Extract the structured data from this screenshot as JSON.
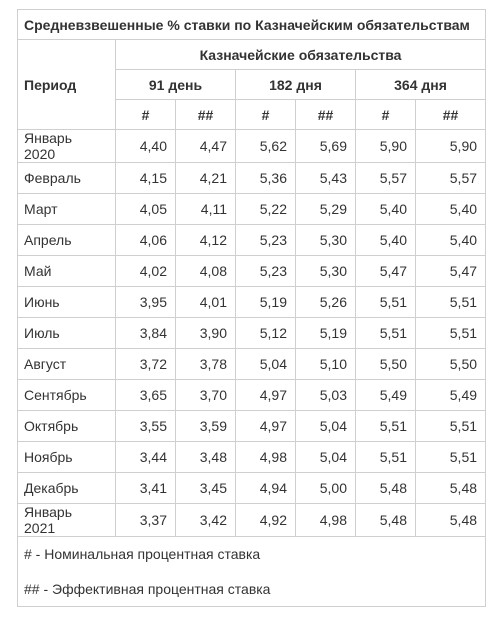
{
  "table": {
    "title": "Средневзвешенные % ставки по Казначейским обязательствам",
    "period_header": "Период",
    "group_header": "Казначейские обязательства",
    "terms": [
      "91 день",
      "182 дня",
      "364 дня"
    ],
    "subheaders": [
      "#",
      "##",
      "#",
      "##",
      "#",
      "##"
    ],
    "rows": [
      {
        "period": "Январь 2020",
        "values": [
          "4,40",
          "4,47",
          "5,62",
          "5,69",
          "5,90",
          "5,90"
        ]
      },
      {
        "period": "Февраль",
        "values": [
          "4,15",
          "4,21",
          "5,36",
          "5,43",
          "5,57",
          "5,57"
        ]
      },
      {
        "period": "Март",
        "values": [
          "4,05",
          "4,11",
          "5,22",
          "5,29",
          "5,40",
          "5,40"
        ]
      },
      {
        "period": "Апрель",
        "values": [
          "4,06",
          "4,12",
          "5,23",
          "5,30",
          "5,40",
          "5,40"
        ]
      },
      {
        "period": "Май",
        "values": [
          "4,02",
          "4,08",
          "5,23",
          "5,30",
          "5,47",
          "5,47"
        ]
      },
      {
        "period": "Июнь",
        "values": [
          "3,95",
          "4,01",
          "5,19",
          "5,26",
          "5,51",
          "5,51"
        ]
      },
      {
        "period": "Июль",
        "values": [
          "3,84",
          "3,90",
          "5,12",
          "5,19",
          "5,51",
          "5,51"
        ]
      },
      {
        "period": "Август",
        "values": [
          "3,72",
          "3,78",
          "5,04",
          "5,10",
          "5,50",
          "5,50"
        ]
      },
      {
        "period": "Сентябрь",
        "values": [
          "3,65",
          "3,70",
          "4,97",
          "5,03",
          "5,49",
          "5,49"
        ]
      },
      {
        "period": "Октябрь",
        "values": [
          "3,55",
          "3,59",
          "4,97",
          "5,04",
          "5,51",
          "5,51"
        ]
      },
      {
        "period": "Ноябрь",
        "values": [
          "3,44",
          "3,48",
          "4,98",
          "5,04",
          "5,51",
          "5,51"
        ]
      },
      {
        "period": "Декабрь",
        "values": [
          "3,41",
          "3,45",
          "4,94",
          "5,00",
          "5,48",
          "5,48"
        ]
      },
      {
        "period": "Январь 2021",
        "values": [
          "3,37",
          "3,42",
          "4,92",
          "4,98",
          "5,48",
          "5,48"
        ]
      }
    ],
    "notes": [
      "# - Номинальная процентная ставка",
      "## - Эффективная процентная ставка"
    ]
  }
}
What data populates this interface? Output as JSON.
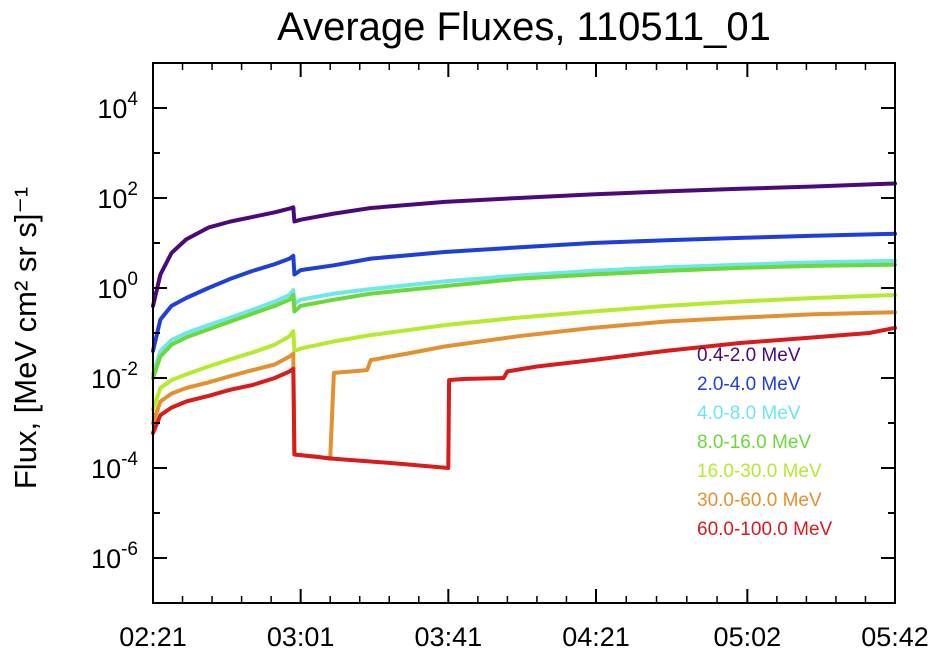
{
  "chart_data": {
    "type": "line",
    "title": "Average Fluxes, 110511_01",
    "xlabel": "",
    "ylabel": "Flux, [MeV cm² sr s]⁻¹",
    "y_scale": "log",
    "ylim": [
      1e-07,
      100000.0
    ],
    "x_tick_labels": [
      "02:21",
      "03:01",
      "03:41",
      "04:21",
      "05:02",
      "05:42"
    ],
    "x_ticks_minutes": [
      141,
      181,
      221,
      261,
      302,
      342
    ],
    "xlim_minutes": [
      141,
      342
    ],
    "y_tick_exponents": [
      -6,
      -4,
      -2,
      0,
      2,
      4
    ],
    "grid": false,
    "legend_position": "right",
    "series": [
      {
        "name": "0.4-2.0 MeV",
        "color": "#4b0a7a",
        "points": [
          [
            141,
            0.4
          ],
          [
            143,
            2
          ],
          [
            146,
            6
          ],
          [
            150,
            12
          ],
          [
            156,
            22
          ],
          [
            162,
            30
          ],
          [
            168,
            38
          ],
          [
            174,
            48
          ],
          [
            178,
            58
          ],
          [
            179,
            62
          ],
          [
            179.3,
            30
          ],
          [
            181,
            33
          ],
          [
            190,
            45
          ],
          [
            200,
            60
          ],
          [
            220,
            82
          ],
          [
            240,
            100
          ],
          [
            260,
            120
          ],
          [
            280,
            140
          ],
          [
            300,
            160
          ],
          [
            320,
            180
          ],
          [
            342,
            210
          ]
        ]
      },
      {
        "name": "2.0-4.0 MeV",
        "color": "#1f3fd8",
        "points": [
          [
            141,
            0.04
          ],
          [
            143,
            0.2
          ],
          [
            146,
            0.4
          ],
          [
            150,
            0.6
          ],
          [
            156,
            1.0
          ],
          [
            162,
            1.6
          ],
          [
            168,
            2.4
          ],
          [
            174,
            3.4
          ],
          [
            178,
            4.5
          ],
          [
            179,
            5.2
          ],
          [
            179.3,
            2.0
          ],
          [
            181,
            2.5
          ],
          [
            190,
            3.2
          ],
          [
            200,
            4.5
          ],
          [
            220,
            6.3
          ],
          [
            240,
            8
          ],
          [
            260,
            10
          ],
          [
            280,
            11.5
          ],
          [
            300,
            13
          ],
          [
            320,
            14.5
          ],
          [
            342,
            16
          ]
        ]
      },
      {
        "name": "4.0-8.0 MeV",
        "color": "#6fe6ee",
        "points": [
          [
            141,
            0.012
          ],
          [
            143,
            0.04
          ],
          [
            146,
            0.07
          ],
          [
            150,
            0.1
          ],
          [
            156,
            0.15
          ],
          [
            162,
            0.22
          ],
          [
            168,
            0.33
          ],
          [
            174,
            0.5
          ],
          [
            178,
            0.7
          ],
          [
            179,
            0.9
          ],
          [
            179.3,
            0.45
          ],
          [
            181,
            0.55
          ],
          [
            190,
            0.75
          ],
          [
            200,
            0.95
          ],
          [
            220,
            1.4
          ],
          [
            240,
            1.9
          ],
          [
            260,
            2.4
          ],
          [
            280,
            2.9
          ],
          [
            300,
            3.3
          ],
          [
            320,
            3.7
          ],
          [
            342,
            4.0
          ]
        ]
      },
      {
        "name": "8.0-16.0 MeV",
        "color": "#6cd83a",
        "points": [
          [
            141,
            0.01
          ],
          [
            143,
            0.03
          ],
          [
            146,
            0.055
          ],
          [
            150,
            0.08
          ],
          [
            156,
            0.12
          ],
          [
            162,
            0.18
          ],
          [
            168,
            0.27
          ],
          [
            174,
            0.4
          ],
          [
            178,
            0.55
          ],
          [
            179,
            0.7
          ],
          [
            179.3,
            0.3
          ],
          [
            181,
            0.4
          ],
          [
            190,
            0.55
          ],
          [
            200,
            0.75
          ],
          [
            220,
            1.1
          ],
          [
            240,
            1.6
          ],
          [
            260,
            2.0
          ],
          [
            280,
            2.4
          ],
          [
            300,
            2.8
          ],
          [
            320,
            3.1
          ],
          [
            342,
            3.3
          ]
        ]
      },
      {
        "name": "16.0-30.0 MeV",
        "color": "#b6ea2e",
        "points": [
          [
            141,
            0.002
          ],
          [
            143,
            0.006
          ],
          [
            146,
            0.009
          ],
          [
            150,
            0.012
          ],
          [
            156,
            0.018
          ],
          [
            162,
            0.026
          ],
          [
            168,
            0.037
          ],
          [
            174,
            0.055
          ],
          [
            178,
            0.085
          ],
          [
            179,
            0.11
          ],
          [
            179.3,
            0.04
          ],
          [
            181,
            0.045
          ],
          [
            190,
            0.065
          ],
          [
            200,
            0.09
          ],
          [
            220,
            0.15
          ],
          [
            240,
            0.22
          ],
          [
            260,
            0.3
          ],
          [
            280,
            0.4
          ],
          [
            300,
            0.5
          ],
          [
            320,
            0.6
          ],
          [
            342,
            0.7
          ]
        ]
      },
      {
        "name": "30.0-60.0 MeV",
        "color": "#e39130",
        "points": [
          [
            141,
            0.001
          ],
          [
            143,
            0.003
          ],
          [
            146,
            0.0045
          ],
          [
            150,
            0.006
          ],
          [
            156,
            0.008
          ],
          [
            162,
            0.011
          ],
          [
            168,
            0.015
          ],
          [
            174,
            0.02
          ],
          [
            178,
            0.03
          ],
          [
            179,
            0.035
          ],
          [
            179.3,
            0.0002
          ],
          [
            185,
            0.00018
          ],
          [
            189,
            0.00016
          ],
          [
            190,
            0.013
          ],
          [
            195,
            0.014
          ],
          [
            199,
            0.015
          ],
          [
            200,
            0.025
          ],
          [
            210,
            0.035
          ],
          [
            220,
            0.05
          ],
          [
            240,
            0.085
          ],
          [
            260,
            0.13
          ],
          [
            280,
            0.18
          ],
          [
            300,
            0.22
          ],
          [
            320,
            0.26
          ],
          [
            342,
            0.29
          ]
        ]
      },
      {
        "name": "60.0-100.0 MeV",
        "color": "#d81c1c",
        "points": [
          [
            141,
            0.0006
          ],
          [
            143,
            0.0015
          ],
          [
            146,
            0.0022
          ],
          [
            150,
            0.003
          ],
          [
            156,
            0.004
          ],
          [
            162,
            0.0055
          ],
          [
            168,
            0.007
          ],
          [
            174,
            0.01
          ],
          [
            178,
            0.014
          ],
          [
            179,
            0.016
          ],
          [
            179.3,
            0.0002
          ],
          [
            190,
            0.00016
          ],
          [
            205,
            0.00013
          ],
          [
            221,
            0.0001
          ],
          [
            221.2,
            0.009
          ],
          [
            225,
            0.0095
          ],
          [
            236,
            0.01
          ],
          [
            237,
            0.014
          ],
          [
            245,
            0.018
          ],
          [
            260,
            0.025
          ],
          [
            280,
            0.04
          ],
          [
            300,
            0.06
          ],
          [
            320,
            0.08
          ],
          [
            335,
            0.1
          ],
          [
            342,
            0.13
          ]
        ]
      }
    ]
  }
}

WHAT YOU NEED TO DO |
Using the material above, count the lines containing the word "color". Reply with the number alone.

SOLVED EXERCISE |
7